Your instructions: Show every line below where "type" can be found.

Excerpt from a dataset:
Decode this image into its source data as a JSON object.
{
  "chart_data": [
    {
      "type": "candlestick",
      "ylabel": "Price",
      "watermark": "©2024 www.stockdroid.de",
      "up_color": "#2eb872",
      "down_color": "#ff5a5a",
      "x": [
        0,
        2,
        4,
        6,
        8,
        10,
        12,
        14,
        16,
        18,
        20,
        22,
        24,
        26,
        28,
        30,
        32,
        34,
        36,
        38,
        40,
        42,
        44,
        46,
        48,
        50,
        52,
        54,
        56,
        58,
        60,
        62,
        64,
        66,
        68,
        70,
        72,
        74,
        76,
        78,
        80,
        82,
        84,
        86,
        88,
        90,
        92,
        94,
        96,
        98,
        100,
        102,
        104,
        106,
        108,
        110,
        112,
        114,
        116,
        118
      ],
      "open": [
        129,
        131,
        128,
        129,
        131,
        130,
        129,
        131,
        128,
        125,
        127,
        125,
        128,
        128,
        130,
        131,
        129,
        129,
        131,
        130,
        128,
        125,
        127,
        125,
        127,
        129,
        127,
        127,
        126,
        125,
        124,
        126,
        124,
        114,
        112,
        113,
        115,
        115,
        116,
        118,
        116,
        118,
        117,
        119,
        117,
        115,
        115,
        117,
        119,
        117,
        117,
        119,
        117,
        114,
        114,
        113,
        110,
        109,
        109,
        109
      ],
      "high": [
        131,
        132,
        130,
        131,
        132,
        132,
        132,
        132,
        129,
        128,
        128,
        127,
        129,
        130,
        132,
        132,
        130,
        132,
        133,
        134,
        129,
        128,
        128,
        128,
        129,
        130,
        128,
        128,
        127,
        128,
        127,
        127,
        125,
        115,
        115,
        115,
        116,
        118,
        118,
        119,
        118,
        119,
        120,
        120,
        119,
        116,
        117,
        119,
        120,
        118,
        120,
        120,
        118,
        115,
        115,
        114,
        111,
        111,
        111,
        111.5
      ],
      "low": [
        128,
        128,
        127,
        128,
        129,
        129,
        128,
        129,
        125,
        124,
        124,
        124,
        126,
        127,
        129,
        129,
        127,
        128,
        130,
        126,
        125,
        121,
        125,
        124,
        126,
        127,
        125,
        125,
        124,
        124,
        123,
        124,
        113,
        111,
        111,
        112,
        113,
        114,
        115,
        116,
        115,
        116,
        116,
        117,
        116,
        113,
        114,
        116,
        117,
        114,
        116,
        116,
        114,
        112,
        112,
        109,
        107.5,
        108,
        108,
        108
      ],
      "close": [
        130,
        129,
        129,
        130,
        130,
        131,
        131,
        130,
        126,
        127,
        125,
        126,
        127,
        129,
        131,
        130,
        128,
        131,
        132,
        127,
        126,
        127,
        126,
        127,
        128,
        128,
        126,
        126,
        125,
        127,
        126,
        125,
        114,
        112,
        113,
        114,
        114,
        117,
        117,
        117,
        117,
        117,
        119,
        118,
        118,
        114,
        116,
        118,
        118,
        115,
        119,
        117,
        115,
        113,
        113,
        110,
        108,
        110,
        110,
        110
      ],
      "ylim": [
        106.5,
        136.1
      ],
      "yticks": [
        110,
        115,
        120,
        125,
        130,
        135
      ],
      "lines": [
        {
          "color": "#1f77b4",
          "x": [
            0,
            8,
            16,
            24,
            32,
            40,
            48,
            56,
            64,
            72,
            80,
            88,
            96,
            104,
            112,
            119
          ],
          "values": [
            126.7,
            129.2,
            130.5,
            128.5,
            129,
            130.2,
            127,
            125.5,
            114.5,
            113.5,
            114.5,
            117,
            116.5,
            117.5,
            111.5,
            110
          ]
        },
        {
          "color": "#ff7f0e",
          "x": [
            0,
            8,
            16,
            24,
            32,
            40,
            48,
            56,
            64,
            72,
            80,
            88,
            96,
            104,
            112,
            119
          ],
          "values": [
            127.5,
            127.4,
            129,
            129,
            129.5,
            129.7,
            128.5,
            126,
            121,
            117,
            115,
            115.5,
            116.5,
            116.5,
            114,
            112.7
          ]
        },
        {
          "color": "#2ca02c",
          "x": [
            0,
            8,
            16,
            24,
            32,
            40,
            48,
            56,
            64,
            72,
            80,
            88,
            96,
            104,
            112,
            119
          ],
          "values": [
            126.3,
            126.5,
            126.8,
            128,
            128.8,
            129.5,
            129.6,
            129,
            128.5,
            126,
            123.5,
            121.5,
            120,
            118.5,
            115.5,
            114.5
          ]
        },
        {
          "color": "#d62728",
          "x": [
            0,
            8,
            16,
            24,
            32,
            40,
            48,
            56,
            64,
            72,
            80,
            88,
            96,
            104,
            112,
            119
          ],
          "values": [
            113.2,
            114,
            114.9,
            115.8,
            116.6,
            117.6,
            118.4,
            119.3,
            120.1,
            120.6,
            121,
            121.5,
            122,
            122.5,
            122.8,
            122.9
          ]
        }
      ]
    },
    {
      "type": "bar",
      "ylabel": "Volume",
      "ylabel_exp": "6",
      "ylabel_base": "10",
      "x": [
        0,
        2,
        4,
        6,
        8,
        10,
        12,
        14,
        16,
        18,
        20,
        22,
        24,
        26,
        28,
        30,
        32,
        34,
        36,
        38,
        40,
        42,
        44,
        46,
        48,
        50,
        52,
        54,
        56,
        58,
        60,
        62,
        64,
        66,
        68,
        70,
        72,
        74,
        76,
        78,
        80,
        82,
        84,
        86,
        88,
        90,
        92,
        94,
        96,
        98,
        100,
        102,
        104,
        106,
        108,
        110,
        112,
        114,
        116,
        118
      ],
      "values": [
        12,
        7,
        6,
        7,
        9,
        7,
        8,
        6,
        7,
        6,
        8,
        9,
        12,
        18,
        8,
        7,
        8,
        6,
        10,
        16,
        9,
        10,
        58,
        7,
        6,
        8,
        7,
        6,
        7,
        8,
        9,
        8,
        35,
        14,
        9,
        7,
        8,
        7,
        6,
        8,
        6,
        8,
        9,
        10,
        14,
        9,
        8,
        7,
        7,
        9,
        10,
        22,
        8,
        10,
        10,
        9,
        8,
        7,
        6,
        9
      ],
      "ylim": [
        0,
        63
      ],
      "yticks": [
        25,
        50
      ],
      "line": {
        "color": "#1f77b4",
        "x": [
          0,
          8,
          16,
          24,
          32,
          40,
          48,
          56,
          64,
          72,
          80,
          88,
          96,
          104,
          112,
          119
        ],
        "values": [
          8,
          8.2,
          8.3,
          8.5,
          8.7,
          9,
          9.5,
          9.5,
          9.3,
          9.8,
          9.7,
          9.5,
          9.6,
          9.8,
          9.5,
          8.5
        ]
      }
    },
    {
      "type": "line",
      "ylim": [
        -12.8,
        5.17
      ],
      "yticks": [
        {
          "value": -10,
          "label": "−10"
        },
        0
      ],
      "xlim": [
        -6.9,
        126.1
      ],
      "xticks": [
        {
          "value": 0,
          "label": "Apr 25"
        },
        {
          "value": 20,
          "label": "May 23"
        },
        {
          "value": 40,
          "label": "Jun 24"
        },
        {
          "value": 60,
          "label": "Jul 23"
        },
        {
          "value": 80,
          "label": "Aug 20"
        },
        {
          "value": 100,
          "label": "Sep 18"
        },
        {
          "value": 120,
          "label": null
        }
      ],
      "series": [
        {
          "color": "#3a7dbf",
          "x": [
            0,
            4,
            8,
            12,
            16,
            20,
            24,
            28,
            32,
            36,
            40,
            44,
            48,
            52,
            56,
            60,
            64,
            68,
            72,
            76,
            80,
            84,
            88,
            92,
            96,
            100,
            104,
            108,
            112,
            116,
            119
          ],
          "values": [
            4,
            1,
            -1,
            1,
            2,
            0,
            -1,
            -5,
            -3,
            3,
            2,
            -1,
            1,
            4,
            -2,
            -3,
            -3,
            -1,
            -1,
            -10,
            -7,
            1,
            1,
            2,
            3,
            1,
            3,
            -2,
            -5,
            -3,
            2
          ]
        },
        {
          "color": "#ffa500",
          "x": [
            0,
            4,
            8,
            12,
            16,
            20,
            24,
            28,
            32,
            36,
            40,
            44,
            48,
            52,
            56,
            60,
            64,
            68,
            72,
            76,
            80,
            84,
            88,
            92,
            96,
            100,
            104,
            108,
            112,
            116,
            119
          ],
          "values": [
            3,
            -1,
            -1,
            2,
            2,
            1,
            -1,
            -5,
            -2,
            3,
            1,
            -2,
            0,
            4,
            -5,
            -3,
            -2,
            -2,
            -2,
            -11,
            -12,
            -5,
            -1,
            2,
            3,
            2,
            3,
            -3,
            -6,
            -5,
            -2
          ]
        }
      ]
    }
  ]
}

Task output:
      "type": "candlestick",
      "type": "bar",
      "type": "line",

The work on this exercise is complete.